State how many lines in the listing below include the word "esimies". Give nothing but the number.

[Begin Entries]

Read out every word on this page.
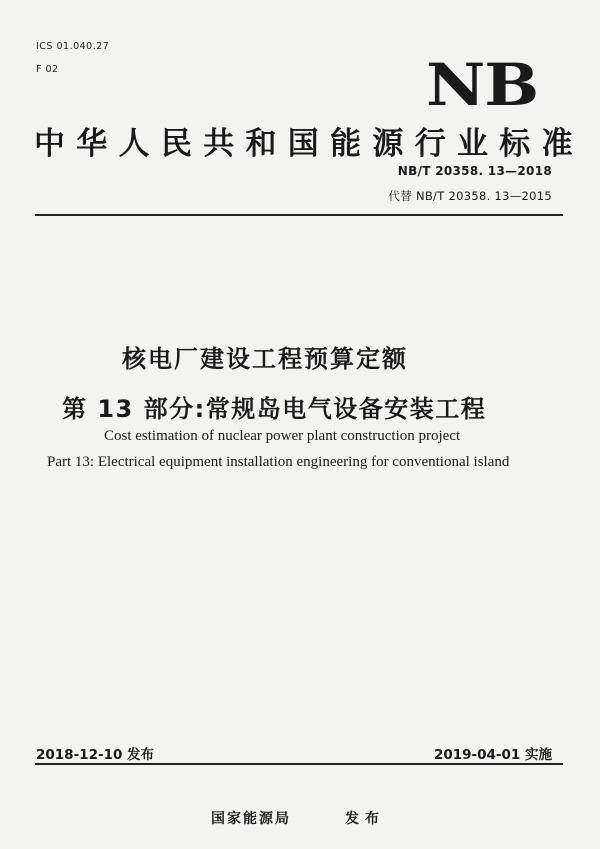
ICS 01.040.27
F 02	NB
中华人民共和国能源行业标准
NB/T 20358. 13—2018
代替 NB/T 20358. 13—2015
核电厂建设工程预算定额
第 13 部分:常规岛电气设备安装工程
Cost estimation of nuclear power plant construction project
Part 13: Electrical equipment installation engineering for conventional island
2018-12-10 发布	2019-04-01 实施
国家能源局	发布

[End Entries]
[Begin Entries]

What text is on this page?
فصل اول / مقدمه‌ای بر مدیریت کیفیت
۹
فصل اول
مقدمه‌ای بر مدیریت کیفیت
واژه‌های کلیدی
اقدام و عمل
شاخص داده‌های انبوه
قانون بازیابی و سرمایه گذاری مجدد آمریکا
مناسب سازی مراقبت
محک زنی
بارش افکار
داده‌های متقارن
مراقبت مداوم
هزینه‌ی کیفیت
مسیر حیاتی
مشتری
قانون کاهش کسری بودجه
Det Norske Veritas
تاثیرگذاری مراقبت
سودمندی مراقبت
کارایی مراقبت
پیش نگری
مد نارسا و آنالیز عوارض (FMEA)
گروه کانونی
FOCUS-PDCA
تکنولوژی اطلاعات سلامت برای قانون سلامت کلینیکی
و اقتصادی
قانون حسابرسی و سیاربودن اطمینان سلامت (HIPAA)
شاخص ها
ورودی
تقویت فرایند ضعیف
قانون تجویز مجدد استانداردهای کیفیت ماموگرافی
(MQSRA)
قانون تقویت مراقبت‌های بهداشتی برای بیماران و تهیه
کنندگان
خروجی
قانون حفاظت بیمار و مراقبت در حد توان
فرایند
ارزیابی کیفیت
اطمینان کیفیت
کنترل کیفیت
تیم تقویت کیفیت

[End Entries]
[Begin Entries]

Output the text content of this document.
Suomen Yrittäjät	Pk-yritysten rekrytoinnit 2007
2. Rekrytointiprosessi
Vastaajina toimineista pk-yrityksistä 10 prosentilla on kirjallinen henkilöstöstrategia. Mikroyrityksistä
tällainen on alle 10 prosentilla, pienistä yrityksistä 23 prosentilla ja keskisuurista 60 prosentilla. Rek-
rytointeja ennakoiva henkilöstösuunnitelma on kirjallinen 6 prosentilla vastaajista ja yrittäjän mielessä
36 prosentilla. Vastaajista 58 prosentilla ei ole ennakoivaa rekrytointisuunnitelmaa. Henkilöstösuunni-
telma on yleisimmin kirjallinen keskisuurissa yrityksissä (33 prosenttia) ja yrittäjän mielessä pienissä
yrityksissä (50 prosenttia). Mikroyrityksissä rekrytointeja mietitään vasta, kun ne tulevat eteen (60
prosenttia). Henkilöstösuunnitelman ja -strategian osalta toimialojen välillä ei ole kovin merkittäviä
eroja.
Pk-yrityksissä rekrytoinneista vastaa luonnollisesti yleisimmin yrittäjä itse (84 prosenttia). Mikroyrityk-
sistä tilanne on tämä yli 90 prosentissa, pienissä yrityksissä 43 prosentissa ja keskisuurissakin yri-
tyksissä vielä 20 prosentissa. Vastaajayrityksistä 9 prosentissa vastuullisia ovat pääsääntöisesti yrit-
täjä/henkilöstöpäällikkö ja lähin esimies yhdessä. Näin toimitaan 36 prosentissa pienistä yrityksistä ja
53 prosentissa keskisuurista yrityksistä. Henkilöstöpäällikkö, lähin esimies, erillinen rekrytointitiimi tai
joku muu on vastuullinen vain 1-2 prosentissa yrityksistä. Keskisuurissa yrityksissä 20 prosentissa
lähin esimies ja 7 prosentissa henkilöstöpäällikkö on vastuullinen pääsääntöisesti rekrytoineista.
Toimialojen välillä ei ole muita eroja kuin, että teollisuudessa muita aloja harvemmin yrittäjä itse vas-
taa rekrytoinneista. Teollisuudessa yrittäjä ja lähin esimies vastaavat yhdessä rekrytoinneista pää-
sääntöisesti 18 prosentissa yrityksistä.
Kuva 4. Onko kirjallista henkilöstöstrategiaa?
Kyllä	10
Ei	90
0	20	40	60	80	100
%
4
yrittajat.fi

[End Entries]

Answer to this task: 4